[Begin EXTRACTED DATA]

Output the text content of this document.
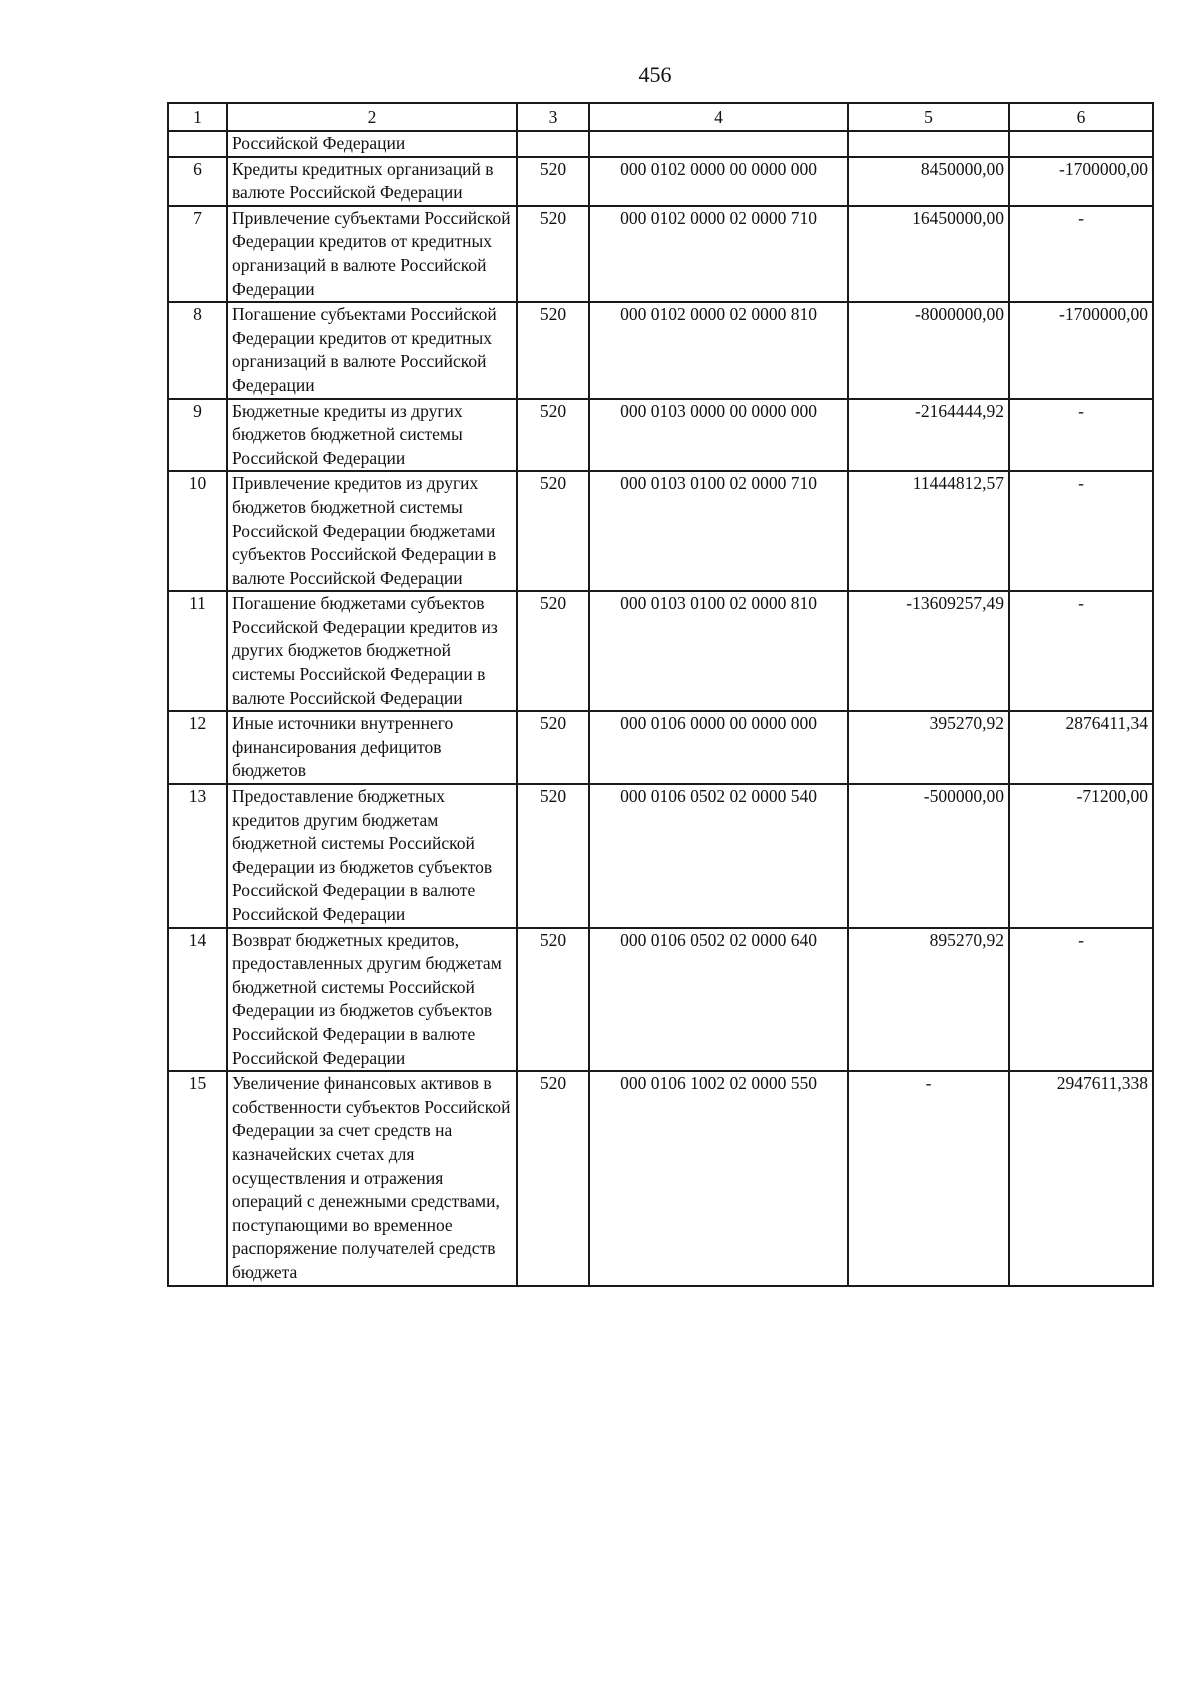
456
1	2	3	4	5	6
	Российской Федерации				
6	Кредиты кредитных организаций в валюте Российской Федерации	520	000 0102 0000 00 0000 000	8450000,00	-1700000,00
7	Привлечение субъектами Российской Федерации кредитов от кредитных организаций в валюте Российской Федерации	520	000 0102 0000 02 0000 710	16450000,00	-
8	Погашение субъектами Российской Федерации кредитов от кредитных организаций в валюте Российской Федерации	520	000 0102 0000 02 0000 810	-8000000,00	-1700000,00
9	Бюджетные кредиты из других бюджетов бюджетной системы Российской Федерации	520	000 0103 0000 00 0000 000	-2164444,92	-
10	Привлечение кредитов из других бюджетов бюджетной системы Российской Федерации бюджетами субъектов Российской Федерации в валюте Российской Федерации	520	000 0103 0100 02 0000 710	11444812,57	-
11	Погашение бюджетами субъектов Российской Федерации кредитов из других бюджетов бюджетной системы Российской Федерации в валюте Российской Федерации	520	000 0103 0100 02 0000 810	-13609257,49	-
12	Иные источники внутреннего финансирования дефицитов бюджетов	520	000 0106 0000 00 0000 000	395270,92	2876411,34
13	Предоставление бюджетных кредитов другим бюджетам бюджетной системы Российской Федерации из бюджетов субъектов Российской Федерации в валюте Российской Федерации	520	000 0106 0502 02 0000 540	-500000,00	-71200,00
14	Возврат бюджетных кредитов, предоставленных другим бюджетам бюджетной системы Российской Федерации из бюджетов субъектов Российской Федерации в валюте Российской Федерации	520	000 0106 0502 02 0000 640	895270,92	-
15	Увеличение финансовых активов в собственности субъектов Российской Федерации за счет средств на казначейских счетах для осуществления и отражения операций с денежными средствами, поступающими во временное распоряжение получателей средств бюджета	520	000 0106 1002 02 0000 550	-	2947611,338
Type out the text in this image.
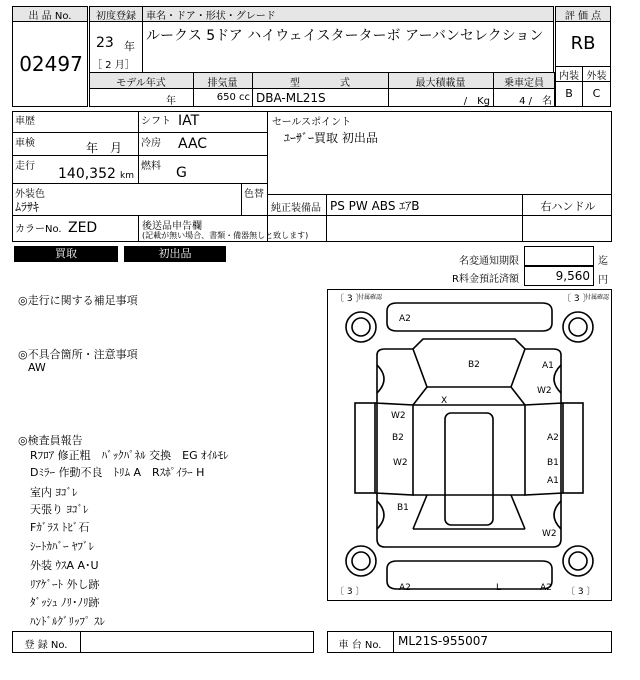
出 品 No.
02497
初度登録
23 年
［ 2 月］
車名・ドア・形状・グレード
ルークス 5ドア ハイウェイスターターボ アーバンセレクション
評 価 点
RB
内装 外装
B	C
モデル年式	排気量	型　　　　式	最大積載量	乗車定員
年	650 cc DBA-ML21S	/　Kg	4 /　名
車歴	シフト IAT
車検	年　月 冷房 AAC
走行 140,352 km
燃料 G
外装色
ﾑﾗｻｷ
色替
カラーNo. ZED
セールスポイント
ﾕｰｻﾞｰ買取 初出品
純正装備品 PS PW ABS ｴｱB	右ハンドル
後送品申告欄
(記載が無い場合、書類・備器無しと致します)
買取	初出品
名変通知期限	迄
R料金預託済額	9,560 円
◎走行に関する補足事項
◎不具合箇所・注意事項
AW
◎検査員報告
Rﾌﾛｱ 修正粗　ﾊﾞｯｸﾊﾟﾈﾙ 交換　EG ｵｲﾙﾓﾚ
Dﾐﾗｰ 作動不良　ﾄﾘﾑ A　Rｽﾎﾟｲﾗｰ H
室内 ﾖｺﾞﾚ
天張り ﾖｺﾞﾚ
Fｶﾞﾗｽ ﾄﾋﾞ石
ｼｰﾄｶﾊﾞｰ ﾔﾌﾞﾚ
外装 ｳｽA A･U
ﾘｱｹﾞｰﾄ 外し跡
ﾀﾞｯｼｭ ﾉﾘ･ﾉﾘ跡
ﾊﾝﾄﾞﾙｸﾞﾘｯﾌﾟ ｽﾚ
〔 3 〕
付属確認	〔 3 〕
付属確認
〔 3 〕	〔 3 〕
A2
B2	A1
W2
X
W2
B2	A2
W2	B1
A1
B1
W2
A2	L	A2
登 録 No.	車 台 No.	ML21S-955007
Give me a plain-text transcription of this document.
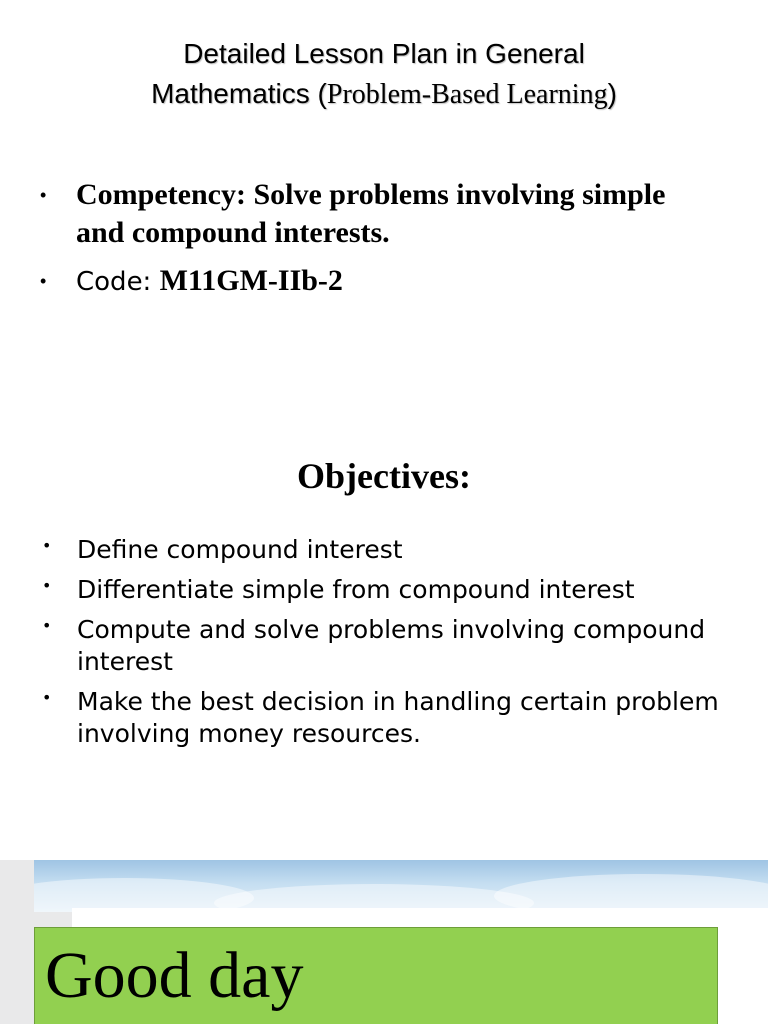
Detailed Lesson Plan in General
Mathematics (Problem-Based Learning)
• Competency: Solve problems involving simple and compound interests.
• Code: M11GM-IIb-2
Objectives:
• Define compound interest
• Differentiate simple from compound interest
• Compute and solve problems involving compound interest
• Make the best decision in handling certain problem involving money resources.
Good day
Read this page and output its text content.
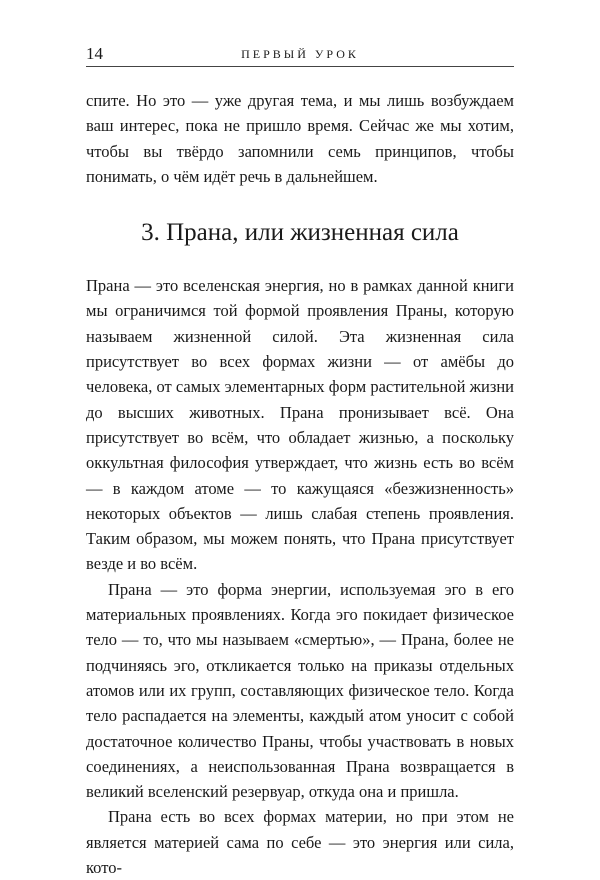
14	ПЕРВЫЙ УРОК

спите. Но это — уже другая тема, и мы лишь возбуждаем ваш интерес, пока не пришло время. Сейчас же мы хотим, чтобы вы твёрдо запомнили семь принципов, чтобы понимать, о чём идёт речь в дальнейшем.

3. Прана, или жизненная сила

Прана — это вселенская энергия, но в рамках данной книги мы ограничимся той формой проявления Праны, которую называем жизненной силой. Эта жизненная сила присутствует во всех формах жизни — от амёбы до человека, от самых элементарных форм растительной жизни до высших животных. Прана пронизывает всё. Она присутствует во всём, что обладает жизнью, а поскольку оккультная философия утверждает, что жизнь есть во всём — в каждом атоме — то кажущаяся «безжизненность» некоторых объектов — лишь слабая степень проявления. Таким образом, мы можем понять, что Прана присутствует везде и во всём.

Прана — это форма энергии, используемая эго в его материальных проявлениях. Когда эго покидает физическое тело — то, что мы называем «смертью», — Прана, более не подчиняясь эго, откликается только на приказы отдельных атомов или их групп, составляющих физическое тело. Когда тело распадается на элементы, каждый атом уносит с собой достаточное количество Праны, чтобы участвовать в новых соединениях, а неиспользованная Прана возвращается в великий вселенский резервуар, откуда она и пришла.

Прана есть во всех формах материи, но при этом не является материей сама по себе — это энергия или сила, кото-
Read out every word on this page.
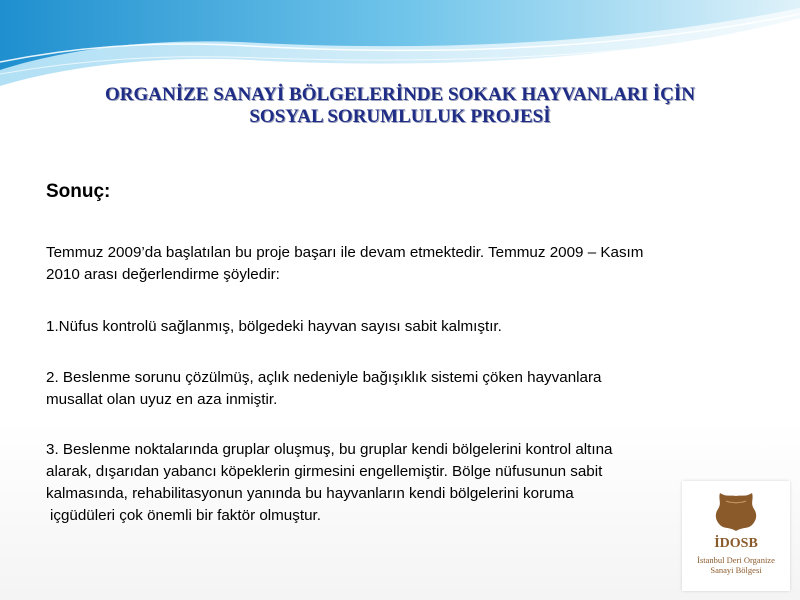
ORGANİZE SANAYİ BÖLGELERİNDE SOKAK HAYVANLARI İÇİN
SOSYAL SORUMLULUK PROJESİ
Sonuç:

Temmuz 2009’da başlatılan bu proje başarı ile devam etmektedir. Temmuz 2009 – Kasım
2010 arası değerlendirme şöyledir:

1.Nüfus kontrolü sağlanmış, bölgedeki hayvan sayısı sabit kalmıştır.

2. Beslenme sorunu çözülmüş, açlık nedeniyle bağışıklık sistemi çöken hayvanlara
musallat olan uyuz en aza inmiştir.

3. Beslenme noktalarında gruplar oluşmuş, bu gruplar kendi bölgelerini kontrol altına
alarak, dışarıdan yabancı köpeklerin girmesini engellemiştir. Bölge nüfusunun sabit
kalmasında, rehabilitasyonun yanında bu hayvanların kendi bölgelerini koruma
içgüdüleri çok önemli bir faktör olmuştur.

İDOSB
İstanbul Deri Organize
Sanayi Bölgesi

[End EXTRACTED DATA]

## TASK BRIEF
Repeat each entry exactly. Pictures do not belong in the copy.

## TASK ANSWER
Output the text content of this document.
456
1	2	3	4	5	6
	Российской Федерации				
6	Кредиты кредитных организаций в валюте Российской Федерации	520	000 0102 0000 00 0000 000	8450000,00	-1700000,00
7	Привлечение субъектами Российской Федерации кредитов от кредитных организаций в валюте Российской Федерации	520	000 0102 0000 02 0000 710	16450000,00	-
8	Погашение субъектами Российской Федерации кредитов от кредитных организаций в валюте Российской Федерации	520	000 0102 0000 02 0000 810	-8000000,00	-1700000,00
9	Бюджетные кредиты из других бюджетов бюджетной системы Российской Федерации	520	000 0103 0000 00 0000 000	-2164444,92	-
10	Привлечение кредитов из других бюджетов бюджетной системы Российской Федерации бюджетами субъектов Российской Федерации в валюте Российской Федерации	520	000 0103 0100 02 0000 710	11444812,57	-
11	Погашение бюджетами субъектов Российской Федерации кредитов из других бюджетов бюджетной системы Российской Федерации в валюте Российской Федерации	520	000 0103 0100 02 0000 810	-13609257,49	-
12	Иные источники внутреннего финансирования дефицитов бюджетов	520	000 0106 0000 00 0000 000	395270,92	2876411,34
13	Предоставление бюджетных кредитов другим бюджетам бюджетной системы Российской Федерации из бюджетов субъектов Российской Федерации в валюте Российской Федерации	520	000 0106 0502 02 0000 540	-500000,00	-71200,00
14	Возврат бюджетных кредитов, предоставленных другим бюджетам бюджетной системы Российской Федерации из бюджетов субъектов Российской Федерации в валюте Российской Федерации	520	000 0106 0502 02 0000 640	895270,92	-
15	Увеличение финансовых активов в собственности субъектов Российской Федерации за счет средств на казначейских счетах для осуществления и отражения операций с денежными средствами, поступающими во временное распоряжение получателей средств бюджета	520	000 0106 1002 02 0000 550	-	2947611,338
Type out the text in this image.
出 品 No.
02497
初度登録
23 年
［ 2 月］
車名・ドア・形状・グレード
ルークス 5ドア ハイウェイスターターボ アーバンセレクション
評 価 点
RB
内装 外装
B	C
モデル年式	排気量	型　　　　式	最大積載量	乗車定員
年	650 cc DBA-ML21S	/　Kg	4 /　名
車歴	シフト IAT
車検	年　月 冷房 AAC
走行 140,352 km
燃料 G
外装色
ﾑﾗｻｷ
色替
カラーNo. ZED
セールスポイント
ﾕｰｻﾞｰ買取 初出品
純正装備品 PS PW ABS ｴｱB	右ハンドル
後送品申告欄
(記載が無い場合、書類・備器無しと致します)
買取	初出品
名変通知期限	迄
R料金預託済額	9,560 円
◎走行に関する補足事項
◎不具合箇所・注意事項
AW
◎検査員報告
Rﾌﾛｱ 修正粗　ﾊﾞｯｸﾊﾟﾈﾙ 交換　EG ｵｲﾙﾓﾚ
Dﾐﾗｰ 作動不良　ﾄﾘﾑ A　Rｽﾎﾟｲﾗｰ H
室内 ﾖｺﾞﾚ
天張り ﾖｺﾞﾚ
Fｶﾞﾗｽ ﾄﾋﾞ石
ｼｰﾄｶﾊﾞｰ ﾔﾌﾞﾚ
外装 ｳｽA A･U
ﾘｱｹﾞｰﾄ 外し跡
ﾀﾞｯｼｭ ﾉﾘ･ﾉﾘ跡
ﾊﾝﾄﾞﾙｸﾞﾘｯﾌﾟ ｽﾚ
〔 3 〕
付属確認	〔 3 〕
付属確認
〔 3 〕	〔 3 〕
A2
B2	A1
W2
X
W2
B2	A2
W2	B1
A1
B1
W2
A2	L	A2
登 録 No.	車 台 No.	ML21S-955007
Give me a plain-text transcription of this document.
Detailed Lesson Plan in General
Mathematics (Problem-Based Learning)
• Competency: Solve problems involving simple and compound interests.
• Code: M11GM-IIb-2
Objectives:
• Define compound interest
• Differentiate simple from compound interest
• Compute and solve problems involving compound interest
• Make the best decision in handling certain problem involving money resources.
Good day
Read this page and output its text content.
14	ПЕРВЫЙ УРОК

спите. Но это — уже другая тема, и мы лишь возбуждаем ваш интерес, пока не пришло время. Сейчас же мы хотим, чтобы вы твёрдо запомнили семь принципов, чтобы понимать, о чём идёт речь в дальнейшем.

3. Прана, или жизненная сила

Прана — это вселенская энергия, но в рамках данной книги мы ограничимся той формой проявления Праны, которую называем жизненной силой. Эта жизненная сила присутствует во всех формах жизни — от амёбы до человека, от самых элементарных форм растительной жизни до высших животных. Прана пронизывает всё. Она присутствует во всём, что обладает жизнью, а поскольку оккультная философия утверждает, что жизнь есть во всём — в каждом атоме — то кажущаяся «безжизненность» некоторых объектов — лишь слабая степень проявления. Таким образом, мы можем понять, что Прана присутствует везде и во всём.

Прана — это форма энергии, используемая эго в его материальных проявлениях. Когда эго покидает физическое тело — то, что мы называем «смертью», — Прана, более не подчиняясь эго, откликается только на приказы отдельных атомов или их групп, составляющих физическое тело. Когда тело распадается на элементы, каждый атом уносит с собой достаточное количество Праны, чтобы участвовать в новых соединениях, а неиспользованная Прана возвращается в великий вселенский резервуар, откуда она и пришла.

Прана есть во всех формах материи, но при этом не является материей сама по себе — это энергия или сила, кото-
Read out every word on this page.
ORGANİZE SANAYİ BÖLGELERİNDE SOKAK HAYVANLARI İÇİN
SOSYAL SORUMLULUK PROJESİ
Sonuç:

Temmuz 2009’da başlatılan bu proje başarı ile devam etmektedir. Temmuz 2009 – Kasım
2010 arası değerlendirme şöyledir:

1.Nüfus kontrolü sağlanmış, bölgedeki hayvan sayısı sabit kalmıştır.

2. Beslenme sorunu çözülmüş, açlık nedeniyle bağışıklık sistemi çöken hayvanlara
musallat olan uyuz en aza inmiştir.

3. Beslenme noktalarında gruplar oluşmuş, bu gruplar kendi bölgelerini kontrol altına
alarak, dışarıdan yabancı köpeklerin girmesini engellemiştir. Bölge nüfusunun sabit
kalmasında, rehabilitasyonun yanında bu hayvanların kendi bölgelerini koruma
içgüdüleri çok önemli bir faktör olmuştur.

İDOSB
İstanbul Deri Organize
Sanayi Bölgesi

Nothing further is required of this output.